- [Given task] Copy the records below exactly, leaving out any pictures.

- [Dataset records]

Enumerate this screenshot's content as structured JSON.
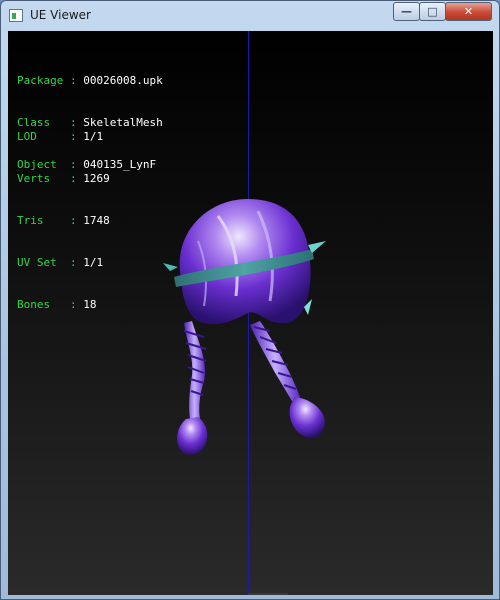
{
  "window": {
    "title": "UE Viewer",
    "minimize_glyph": "—",
    "maximize_glyph": "□",
    "close_glyph": "✕"
  },
  "info": {
    "header": [
      {
        "key": "Package",
        "value": "00026008.upk"
      },
      {
        "key": "Class  ",
        "value": "SkeletalMesh"
      },
      {
        "key": "Object ",
        "value": "040135_LynF"
      }
    ],
    "stats": [
      {
        "key": "LOD    ",
        "value": "1/1"
      },
      {
        "key": "Verts  ",
        "value": "1269"
      },
      {
        "key": "Tris   ",
        "value": "1748"
      },
      {
        "key": "UV Set ",
        "value": "1/1"
      },
      {
        "key": "Bones  ",
        "value": "18"
      }
    ],
    "separator": " : "
  },
  "colors": {
    "label": "#33d649",
    "value": "#ffffff",
    "axis": "#1b1ba6",
    "hair_primary": "#7a3fd8",
    "hair_highlight": "#d8c8ff",
    "band": "#3f8c8c"
  }
}
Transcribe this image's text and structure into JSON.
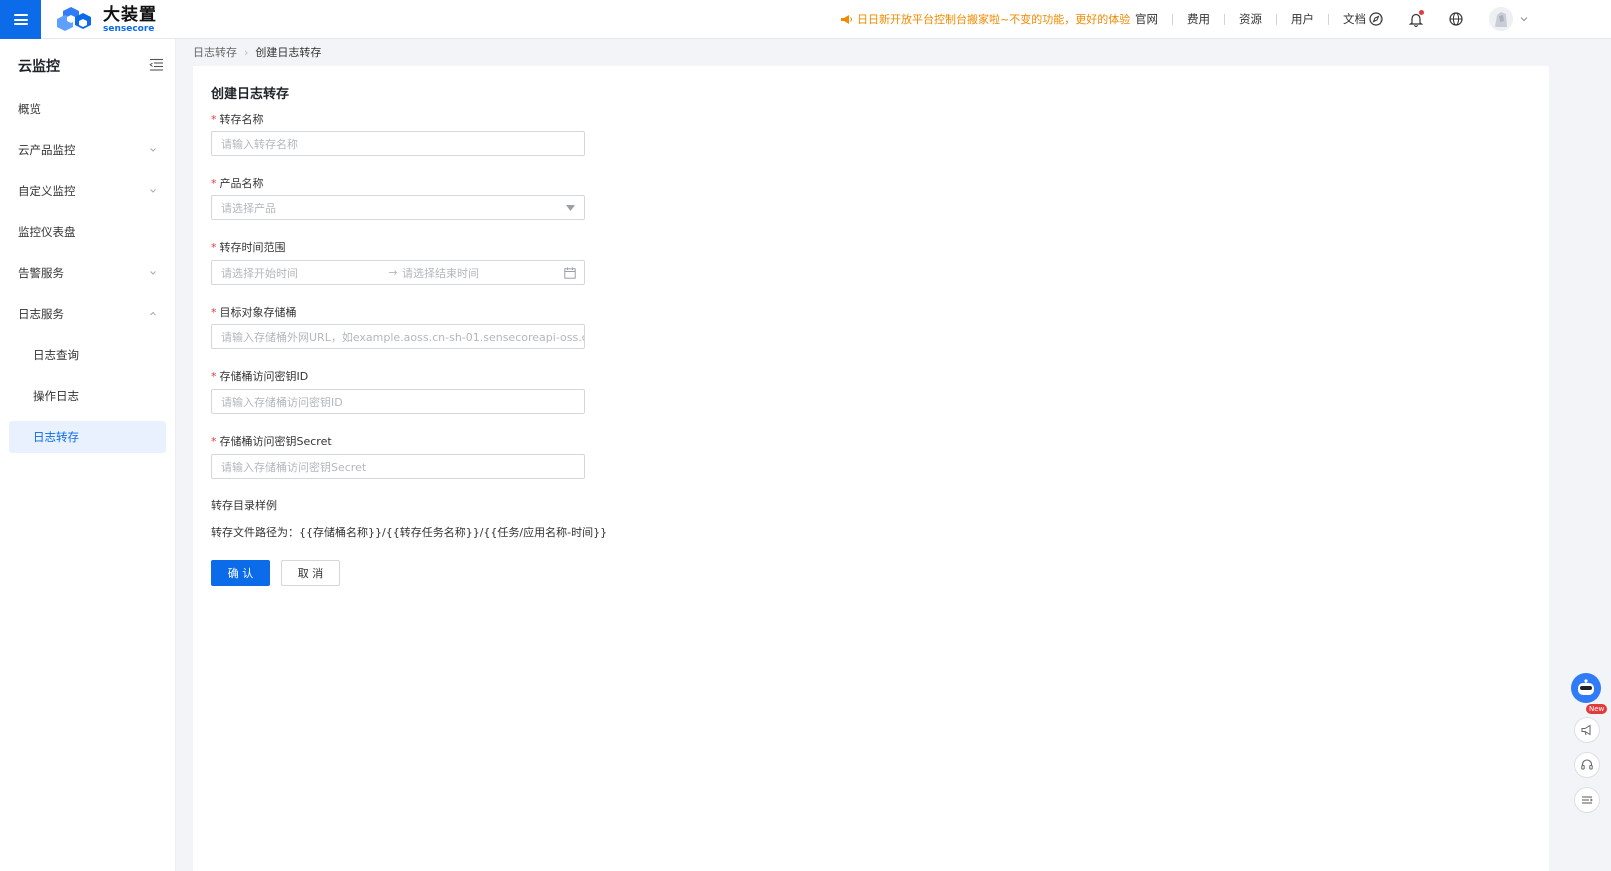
{
  "header": {
    "brand_name": "大装置",
    "brand_sub": "sensecore",
    "notice": "日日新开放平台控制台搬家啦~不变的功能，更好的体验",
    "nav": [
      "官网",
      "费用",
      "资源",
      "用户",
      "文档"
    ],
    "icons": [
      "compass-icon",
      "bell-icon",
      "globe-icon"
    ],
    "accent_color": "#0b6be8",
    "notice_color": "#f08a00"
  },
  "sidebar": {
    "title": "云监控",
    "items": [
      {
        "label": "概览",
        "expandable": false
      },
      {
        "label": "云产品监控",
        "expandable": true,
        "expanded": false
      },
      {
        "label": "自定义监控",
        "expandable": true,
        "expanded": false
      },
      {
        "label": "监控仪表盘",
        "expandable": false
      },
      {
        "label": "告警服务",
        "expandable": true,
        "expanded": false
      },
      {
        "label": "日志服务",
        "expandable": true,
        "expanded": true
      },
      {
        "label": "日志查询",
        "sub": true
      },
      {
        "label": "操作日志",
        "sub": true
      },
      {
        "label": "日志转存",
        "sub": true,
        "active": true
      }
    ]
  },
  "breadcrumb": {
    "parent": "日志转存",
    "current": "创建日志转存"
  },
  "form": {
    "title": "创建日志转存",
    "fields": [
      {
        "label": "转存名称",
        "required": true,
        "placeholder": "请输入转存名称",
        "type": "text"
      },
      {
        "label": "产品名称",
        "required": true,
        "placeholder": "请选择产品",
        "type": "select"
      },
      {
        "label": "转存时间范围",
        "required": true,
        "placeholder_start": "请选择开始时间",
        "placeholder_end": "请选择结束时间",
        "arrow": "→",
        "type": "daterange"
      },
      {
        "label": "目标对象存储桶",
        "required": true,
        "placeholder": "请输入存储桶外网URL，如example.aoss.cn-sh-01.sensecoreapi-oss.cn",
        "type": "text"
      },
      {
        "label": "存储桶访问密钥ID",
        "required": true,
        "placeholder": "请输入存储桶访问密钥ID",
        "type": "text"
      },
      {
        "label": "存储桶访问密钥Secret",
        "required": true,
        "placeholder": "请输入存储桶访问密钥Secret",
        "type": "text"
      }
    ],
    "required_mark": "*",
    "example_title": "转存目录样例",
    "example_path": "转存文件路径为：{{存储桶名称}}/{{转存任务名称}}/{{任务/应用名称-时间}}",
    "confirm_label": "确 认",
    "cancel_label": "取 消"
  },
  "floating_tools": {
    "new_badge": "New",
    "icons": [
      "assistant-bot-icon",
      "announcement-icon",
      "headset-icon",
      "menu-list-icon"
    ]
  }
}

- [Right answer]
Enumerate this screenshot's content as structured JSON.
{
  "window": {
    "title": "UE Viewer",
    "minimize_glyph": "—",
    "maximize_glyph": "□",
    "close_glyph": "✕"
  },
  "info": {
    "header": [
      {
        "key": "Package",
        "value": "00026008.upk"
      },
      {
        "key": "Class  ",
        "value": "SkeletalMesh"
      },
      {
        "key": "Object ",
        "value": "040135_LynF"
      }
    ],
    "stats": [
      {
        "key": "LOD    ",
        "value": "1/1"
      },
      {
        "key": "Verts  ",
        "value": "1269"
      },
      {
        "key": "Tris   ",
        "value": "1748"
      },
      {
        "key": "UV Set ",
        "value": "1/1"
      },
      {
        "key": "Bones  ",
        "value": "18"
      }
    ],
    "separator": " : "
  },
  "colors": {
    "label": "#33d649",
    "value": "#ffffff",
    "axis": "#1b1ba6",
    "hair_primary": "#7a3fd8",
    "hair_highlight": "#d8c8ff",
    "band": "#3f8c8c"
  }
}
Transcribe this image's text and structure into JSON.
{
  "header": {
    "brand_name": "大装置",
    "brand_sub": "sensecore",
    "notice": "日日新开放平台控制台搬家啦~不变的功能，更好的体验",
    "nav": [
      "官网",
      "费用",
      "资源",
      "用户",
      "文档"
    ],
    "icons": [
      "compass-icon",
      "bell-icon",
      "globe-icon"
    ],
    "accent_color": "#0b6be8",
    "notice_color": "#f08a00"
  },
  "sidebar": {
    "title": "云监控",
    "items": [
      {
        "label": "概览",
        "expandable": false
      },
      {
        "label": "云产品监控",
        "expandable": true,
        "expanded": false
      },
      {
        "label": "自定义监控",
        "expandable": true,
        "expanded": false
      },
      {
        "label": "监控仪表盘",
        "expandable": false
      },
      {
        "label": "告警服务",
        "expandable": true,
        "expanded": false
      },
      {
        "label": "日志服务",
        "expandable": true,
        "expanded": true
      },
      {
        "label": "日志查询",
        "sub": true
      },
      {
        "label": "操作日志",
        "sub": true
      },
      {
        "label": "日志转存",
        "sub": true,
        "active": true
      }
    ]
  },
  "breadcrumb": {
    "parent": "日志转存",
    "current": "创建日志转存"
  },
  "form": {
    "title": "创建日志转存",
    "fields": [
      {
        "label": "转存名称",
        "required": true,
        "placeholder": "请输入转存名称",
        "type": "text"
      },
      {
        "label": "产品名称",
        "required": true,
        "placeholder": "请选择产品",
        "type": "select"
      },
      {
        "label": "转存时间范围",
        "required": true,
        "placeholder_start": "请选择开始时间",
        "placeholder_end": "请选择结束时间",
        "arrow": "→",
        "type": "daterange"
      },
      {
        "label": "目标对象存储桶",
        "required": true,
        "placeholder": "请输入存储桶外网URL，如example.aoss.cn-sh-01.sensecoreapi-oss.cn",
        "type": "text"
      },
      {
        "label": "存储桶访问密钥ID",
        "required": true,
        "placeholder": "请输入存储桶访问密钥ID",
        "type": "text"
      },
      {
        "label": "存储桶访问密钥Secret",
        "required": true,
        "placeholder": "请输入存储桶访问密钥Secret",
        "type": "text"
      }
    ],
    "required_mark": "*",
    "example_title": "转存目录样例",
    "example_path": "转存文件路径为：{{存储桶名称}}/{{转存任务名称}}/{{任务/应用名称-时间}}",
    "confirm_label": "确 认",
    "cancel_label": "取 消"
  },
  "floating_tools": {
    "new_badge": "New",
    "icons": [
      "assistant-bot-icon",
      "announcement-icon",
      "headset-icon",
      "menu-list-icon"
    ]
  }
}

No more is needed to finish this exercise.